### DIRECTIVE:
Please rewrite the records below, substituting "precision-point" for every "precision-data-point" and leaving everything else unchanged.
--- RAW DATA ---
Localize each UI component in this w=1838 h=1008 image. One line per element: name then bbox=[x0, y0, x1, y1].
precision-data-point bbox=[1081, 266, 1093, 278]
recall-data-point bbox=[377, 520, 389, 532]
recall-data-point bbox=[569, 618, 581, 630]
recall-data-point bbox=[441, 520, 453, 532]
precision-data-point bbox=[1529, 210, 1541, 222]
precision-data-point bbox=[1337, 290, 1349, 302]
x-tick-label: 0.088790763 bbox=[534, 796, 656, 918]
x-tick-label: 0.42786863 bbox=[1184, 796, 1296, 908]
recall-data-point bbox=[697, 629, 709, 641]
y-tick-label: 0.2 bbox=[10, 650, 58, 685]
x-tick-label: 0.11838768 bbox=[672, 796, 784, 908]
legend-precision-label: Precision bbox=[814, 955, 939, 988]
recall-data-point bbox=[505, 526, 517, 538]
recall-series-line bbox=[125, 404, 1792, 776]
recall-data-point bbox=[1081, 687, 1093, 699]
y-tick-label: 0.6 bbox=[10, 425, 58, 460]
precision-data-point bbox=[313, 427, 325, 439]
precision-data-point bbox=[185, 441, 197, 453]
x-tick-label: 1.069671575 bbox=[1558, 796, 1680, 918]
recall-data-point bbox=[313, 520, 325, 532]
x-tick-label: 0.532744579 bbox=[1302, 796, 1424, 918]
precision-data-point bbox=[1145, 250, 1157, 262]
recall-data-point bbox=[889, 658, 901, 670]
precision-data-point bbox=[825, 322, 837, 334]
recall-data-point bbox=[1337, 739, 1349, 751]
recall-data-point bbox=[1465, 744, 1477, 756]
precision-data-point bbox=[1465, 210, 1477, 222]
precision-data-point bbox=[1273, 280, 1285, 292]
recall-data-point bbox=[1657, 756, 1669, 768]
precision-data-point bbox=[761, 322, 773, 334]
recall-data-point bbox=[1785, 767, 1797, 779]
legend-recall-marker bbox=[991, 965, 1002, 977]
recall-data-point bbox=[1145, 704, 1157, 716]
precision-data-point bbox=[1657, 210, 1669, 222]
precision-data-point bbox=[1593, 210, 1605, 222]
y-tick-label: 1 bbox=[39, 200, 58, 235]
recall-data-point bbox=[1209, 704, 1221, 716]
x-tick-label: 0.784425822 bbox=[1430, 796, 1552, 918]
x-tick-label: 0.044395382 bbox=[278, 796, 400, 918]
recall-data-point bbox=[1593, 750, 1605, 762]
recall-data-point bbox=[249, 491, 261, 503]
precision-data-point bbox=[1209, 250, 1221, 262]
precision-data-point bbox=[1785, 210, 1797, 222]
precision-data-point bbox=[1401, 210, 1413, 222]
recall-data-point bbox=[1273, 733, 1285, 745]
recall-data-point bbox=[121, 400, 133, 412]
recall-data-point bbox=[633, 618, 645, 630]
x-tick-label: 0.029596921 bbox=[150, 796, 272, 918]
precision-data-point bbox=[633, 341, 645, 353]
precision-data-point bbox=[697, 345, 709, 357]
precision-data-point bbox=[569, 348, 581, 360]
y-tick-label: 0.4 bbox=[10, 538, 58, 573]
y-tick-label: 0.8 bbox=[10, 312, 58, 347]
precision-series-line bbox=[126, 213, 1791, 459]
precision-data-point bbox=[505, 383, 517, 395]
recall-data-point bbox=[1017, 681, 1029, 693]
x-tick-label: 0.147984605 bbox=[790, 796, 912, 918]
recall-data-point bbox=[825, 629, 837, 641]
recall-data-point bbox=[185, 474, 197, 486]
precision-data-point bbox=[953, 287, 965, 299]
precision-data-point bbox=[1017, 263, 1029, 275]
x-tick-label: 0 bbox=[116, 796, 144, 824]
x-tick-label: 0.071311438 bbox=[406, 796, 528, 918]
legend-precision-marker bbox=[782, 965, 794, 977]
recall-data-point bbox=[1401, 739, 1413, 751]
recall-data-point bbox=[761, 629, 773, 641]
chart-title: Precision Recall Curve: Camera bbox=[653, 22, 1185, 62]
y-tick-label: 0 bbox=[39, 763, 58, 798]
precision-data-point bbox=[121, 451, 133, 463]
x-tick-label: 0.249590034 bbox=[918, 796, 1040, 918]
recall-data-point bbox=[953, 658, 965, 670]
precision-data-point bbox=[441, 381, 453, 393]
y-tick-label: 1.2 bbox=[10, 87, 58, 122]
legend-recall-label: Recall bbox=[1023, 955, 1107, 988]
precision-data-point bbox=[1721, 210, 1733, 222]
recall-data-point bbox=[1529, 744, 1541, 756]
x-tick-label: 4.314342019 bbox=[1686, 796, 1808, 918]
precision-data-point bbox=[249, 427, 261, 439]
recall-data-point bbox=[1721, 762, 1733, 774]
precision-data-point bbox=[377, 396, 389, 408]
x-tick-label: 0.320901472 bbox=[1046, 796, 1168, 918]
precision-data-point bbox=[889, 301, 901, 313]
---
### SOLUTION BELOW:
Localize each UI component in this w=1838 h=1008 image. One line per element: name then bbox=[x0, y0, x1, y1].
precision-point bbox=[1081, 266, 1093, 278]
recall-data-point bbox=[377, 520, 389, 532]
recall-data-point bbox=[569, 618, 581, 630]
recall-data-point bbox=[441, 520, 453, 532]
precision-point bbox=[1529, 210, 1541, 222]
precision-point bbox=[1337, 290, 1349, 302]
x-tick-label: 0.088790763 bbox=[534, 796, 656, 918]
x-tick-label: 0.42786863 bbox=[1184, 796, 1296, 908]
recall-data-point bbox=[697, 629, 709, 641]
y-tick-label: 0.2 bbox=[10, 650, 58, 685]
x-tick-label: 0.11838768 bbox=[672, 796, 784, 908]
legend-precision-label: Precision bbox=[814, 955, 939, 988]
recall-data-point bbox=[505, 526, 517, 538]
recall-series-line bbox=[125, 404, 1792, 776]
recall-data-point bbox=[1081, 687, 1093, 699]
y-tick-label: 0.6 bbox=[10, 425, 58, 460]
precision-point bbox=[313, 427, 325, 439]
precision-point bbox=[185, 441, 197, 453]
x-tick-label: 1.069671575 bbox=[1558, 796, 1680, 918]
recall-data-point bbox=[313, 520, 325, 532]
x-tick-label: 0.532744579 bbox=[1302, 796, 1424, 918]
precision-point bbox=[1145, 250, 1157, 262]
recall-data-point bbox=[889, 658, 901, 670]
precision-point bbox=[825, 322, 837, 334]
recall-data-point bbox=[1337, 739, 1349, 751]
recall-data-point bbox=[1465, 744, 1477, 756]
precision-point bbox=[1465, 210, 1477, 222]
precision-point bbox=[1273, 280, 1285, 292]
recall-data-point bbox=[1657, 756, 1669, 768]
precision-point bbox=[761, 322, 773, 334]
recall-data-point bbox=[1785, 767, 1797, 779]
legend-recall-marker bbox=[991, 965, 1002, 977]
recall-data-point bbox=[1145, 704, 1157, 716]
precision-point bbox=[1657, 210, 1669, 222]
precision-point bbox=[1593, 210, 1605, 222]
y-tick-label: 1 bbox=[39, 200, 58, 235]
recall-data-point bbox=[1209, 704, 1221, 716]
x-tick-label: 0.784425822 bbox=[1430, 796, 1552, 918]
x-tick-label: 0.044395382 bbox=[278, 796, 400, 918]
recall-data-point bbox=[1593, 750, 1605, 762]
recall-data-point bbox=[249, 491, 261, 503]
precision-point bbox=[1209, 250, 1221, 262]
precision-point bbox=[1785, 210, 1797, 222]
precision-point bbox=[1401, 210, 1413, 222]
recall-data-point bbox=[1273, 733, 1285, 745]
recall-data-point bbox=[121, 400, 133, 412]
recall-data-point bbox=[633, 618, 645, 630]
x-tick-label: 0.029596921 bbox=[150, 796, 272, 918]
precision-point bbox=[633, 341, 645, 353]
precision-point bbox=[697, 345, 709, 357]
precision-point bbox=[569, 348, 581, 360]
y-tick-label: 0.4 bbox=[10, 538, 58, 573]
y-tick-label: 0.8 bbox=[10, 312, 58, 347]
precision-series-line bbox=[126, 213, 1791, 459]
precision-point bbox=[505, 383, 517, 395]
recall-data-point bbox=[1017, 681, 1029, 693]
x-tick-label: 0.147984605 bbox=[790, 796, 912, 918]
recall-data-point bbox=[825, 629, 837, 641]
recall-data-point bbox=[185, 474, 197, 486]
precision-point bbox=[953, 287, 965, 299]
precision-point bbox=[1017, 263, 1029, 275]
x-tick-label: 0 bbox=[116, 796, 144, 824]
x-tick-label: 0.071311438 bbox=[406, 796, 528, 918]
legend-precision-marker bbox=[782, 965, 794, 977]
recall-data-point bbox=[1401, 739, 1413, 751]
recall-data-point bbox=[761, 629, 773, 641]
chart-title: Precision Recall Curve: Camera bbox=[653, 22, 1185, 62]
y-tick-label: 0 bbox=[39, 763, 58, 798]
precision-point bbox=[121, 451, 133, 463]
x-tick-label: 0.249590034 bbox=[918, 796, 1040, 918]
recall-data-point bbox=[953, 658, 965, 670]
precision-point bbox=[441, 381, 453, 393]
y-tick-label: 1.2 bbox=[10, 87, 58, 122]
legend-recall-label: Recall bbox=[1023, 955, 1107, 988]
precision-point bbox=[1721, 210, 1733, 222]
recall-data-point bbox=[1529, 744, 1541, 756]
x-tick-label: 4.314342019 bbox=[1686, 796, 1808, 918]
precision-point bbox=[249, 427, 261, 439]
recall-data-point bbox=[1721, 762, 1733, 774]
precision-point bbox=[377, 396, 389, 408]
x-tick-label: 0.320901472 bbox=[1046, 796, 1168, 918]
precision-point bbox=[889, 301, 901, 313]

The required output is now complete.